**What to work on:** Copy all of the material below line for line, keeping every character, number, and line break unchanged.

**Entries:**
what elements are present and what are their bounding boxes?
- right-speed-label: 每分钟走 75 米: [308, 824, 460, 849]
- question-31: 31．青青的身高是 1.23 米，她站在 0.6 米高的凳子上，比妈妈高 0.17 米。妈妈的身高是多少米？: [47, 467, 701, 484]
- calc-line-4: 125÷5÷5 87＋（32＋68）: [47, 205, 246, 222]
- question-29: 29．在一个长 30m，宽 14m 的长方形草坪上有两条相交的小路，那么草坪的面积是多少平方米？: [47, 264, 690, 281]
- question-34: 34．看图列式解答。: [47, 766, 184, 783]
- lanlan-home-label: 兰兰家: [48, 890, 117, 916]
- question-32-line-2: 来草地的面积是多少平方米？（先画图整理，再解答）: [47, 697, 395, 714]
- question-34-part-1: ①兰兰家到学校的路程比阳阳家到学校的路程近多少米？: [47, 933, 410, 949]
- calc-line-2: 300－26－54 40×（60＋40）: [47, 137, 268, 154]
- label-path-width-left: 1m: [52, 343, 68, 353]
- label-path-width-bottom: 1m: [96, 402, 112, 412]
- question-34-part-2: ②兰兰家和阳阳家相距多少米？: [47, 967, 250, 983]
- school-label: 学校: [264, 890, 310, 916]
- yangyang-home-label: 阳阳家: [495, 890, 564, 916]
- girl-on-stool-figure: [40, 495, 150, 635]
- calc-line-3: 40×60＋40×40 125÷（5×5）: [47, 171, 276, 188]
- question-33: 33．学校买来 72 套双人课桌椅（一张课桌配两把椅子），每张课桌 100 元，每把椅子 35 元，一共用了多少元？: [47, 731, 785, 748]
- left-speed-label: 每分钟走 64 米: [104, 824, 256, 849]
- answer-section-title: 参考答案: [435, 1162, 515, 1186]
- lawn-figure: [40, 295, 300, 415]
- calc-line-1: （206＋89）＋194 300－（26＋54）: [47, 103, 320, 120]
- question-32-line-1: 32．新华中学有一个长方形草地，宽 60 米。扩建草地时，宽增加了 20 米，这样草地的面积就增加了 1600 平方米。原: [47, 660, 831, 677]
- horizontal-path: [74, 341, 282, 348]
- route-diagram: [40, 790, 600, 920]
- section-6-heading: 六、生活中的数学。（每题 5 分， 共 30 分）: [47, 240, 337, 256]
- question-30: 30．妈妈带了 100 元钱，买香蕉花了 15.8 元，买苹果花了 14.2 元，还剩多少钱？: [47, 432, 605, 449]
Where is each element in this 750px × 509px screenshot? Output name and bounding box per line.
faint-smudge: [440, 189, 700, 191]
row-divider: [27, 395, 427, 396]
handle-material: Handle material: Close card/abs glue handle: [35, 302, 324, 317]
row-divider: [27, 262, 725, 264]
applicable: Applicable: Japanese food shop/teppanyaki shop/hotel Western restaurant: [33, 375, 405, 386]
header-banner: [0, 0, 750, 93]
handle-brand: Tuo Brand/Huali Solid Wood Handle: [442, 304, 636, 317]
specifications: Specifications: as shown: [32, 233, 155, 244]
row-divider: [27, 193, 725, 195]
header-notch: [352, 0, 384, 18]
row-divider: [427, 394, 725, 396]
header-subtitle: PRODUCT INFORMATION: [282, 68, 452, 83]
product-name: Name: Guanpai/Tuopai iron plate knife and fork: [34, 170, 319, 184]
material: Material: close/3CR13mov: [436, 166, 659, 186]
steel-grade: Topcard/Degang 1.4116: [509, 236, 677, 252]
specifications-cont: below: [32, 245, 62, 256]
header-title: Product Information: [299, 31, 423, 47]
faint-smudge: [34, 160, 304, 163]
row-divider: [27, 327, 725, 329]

**Response to the exercise:**
what elements are present and what are their bounding boxes?
- right-speed-label: 每分钟走 75 米: [308, 824, 460, 849]
- question-31: 31．青青的身高是 1.23 米，她站在 0.6 米高的凳子上，比妈妈高 0.17 米。妈妈的身高是多少米？: [47, 467, 701, 484]
- calc-line-4: 125÷5÷5 87＋（32＋68）: [47, 205, 246, 222]
- question-29: 29．在一个长 30m，宽 14m 的长方形草坪上有两条相交的小路，那么草坪的面积是多少平方米？: [47, 264, 690, 281]
- question-34: 34．看图列式解答。: [47, 766, 184, 783]
- lanlan-home-label: 兰兰家: [48, 890, 117, 916]
- question-32-line-2: 来草地的面积是多少平方米？（先画图整理，再解答）: [47, 697, 395, 714]
- question-34-part-1: ①兰兰家到学校的路程比阳阳家到学校的路程近多少米？: [47, 933, 410, 949]
- calc-line-2: 300－26－54 40×（60＋40）: [47, 137, 268, 154]
- label-path-width-left: 1m: [52, 343, 68, 353]
- label-path-width-bottom: 1m: [96, 402, 112, 412]
- question-34-part-2: ②兰兰家和阳阳家相距多少米？: [47, 967, 250, 983]
- school-label: 学校: [264, 890, 310, 916]
- yangyang-home-label: 阳阳家: [495, 890, 564, 916]
- girl-on-stool-figure: [40, 495, 150, 635]
- calc-line-3: 40×60＋40×40 125÷（5×5）: [47, 171, 276, 188]
- question-33: 33．学校买来 72 套双人课桌椅（一张课桌配两把椅子），每张课桌 100 元，每把椅子 35 元，一共用了多少元？: [47, 731, 785, 748]
- left-speed-label: 每分钟走 64 米: [104, 824, 256, 849]
- answer-section-title: 参考答案: [435, 1162, 515, 1186]
- lawn-figure: [40, 295, 300, 415]
- calc-line-1: （206＋89）＋194 300－（26＋54）: [47, 103, 320, 120]
- question-32-line-1: 32．新华中学有一个长方形草地，宽 60 米。扩建草地时，宽增加了 20 米，这样草地的面积就增加了 1600 平方米。原: [47, 660, 831, 677]
- horizontal-path: [74, 341, 282, 348]
- route-diagram: [40, 790, 600, 920]
- section-6-heading: 六、生活中的数学。（每题 5 分， 共 30 分）: [47, 240, 337, 256]
- question-30: 30．妈妈带了 100 元钱，买香蕉花了 15.8 元，买苹果花了 14.2 元，还剩多少钱？: [47, 432, 605, 449]
Where is each element in this 750px × 509px screenshot? Output name and bounding box per line.
faint-smudge: [440, 189, 700, 191]
row-divider: [27, 395, 427, 396]
handle-material: Handle material: Close card/abs glue handle: [35, 302, 324, 317]
row-divider: [27, 262, 725, 264]
applicable: Applicable: Japanese food shop/teppanyaki shop/hotel Western restaurant: [33, 375, 405, 386]
header-banner: [0, 0, 750, 93]
handle-brand: Tuo Brand/Huali Solid Wood Handle: [442, 304, 636, 317]
specifications: Specifications: as shown: [32, 233, 155, 244]
row-divider: [27, 193, 725, 195]
header-notch: [352, 0, 384, 18]
row-divider: [427, 394, 725, 396]
header-subtitle: PRODUCT INFORMATION: [282, 68, 452, 83]
product-name: Name: Guanpai/Tuopai iron plate knife and fork: [34, 170, 319, 184]
material: Material: close/3CR13mov: [436, 166, 659, 186]
steel-grade: Topcard/Degang 1.4116: [509, 236, 677, 252]
specifications-cont: below: [32, 245, 62, 256]
header-title: Product Information: [299, 31, 423, 47]
faint-smudge: [34, 160, 304, 163]
row-divider: [27, 327, 725, 329]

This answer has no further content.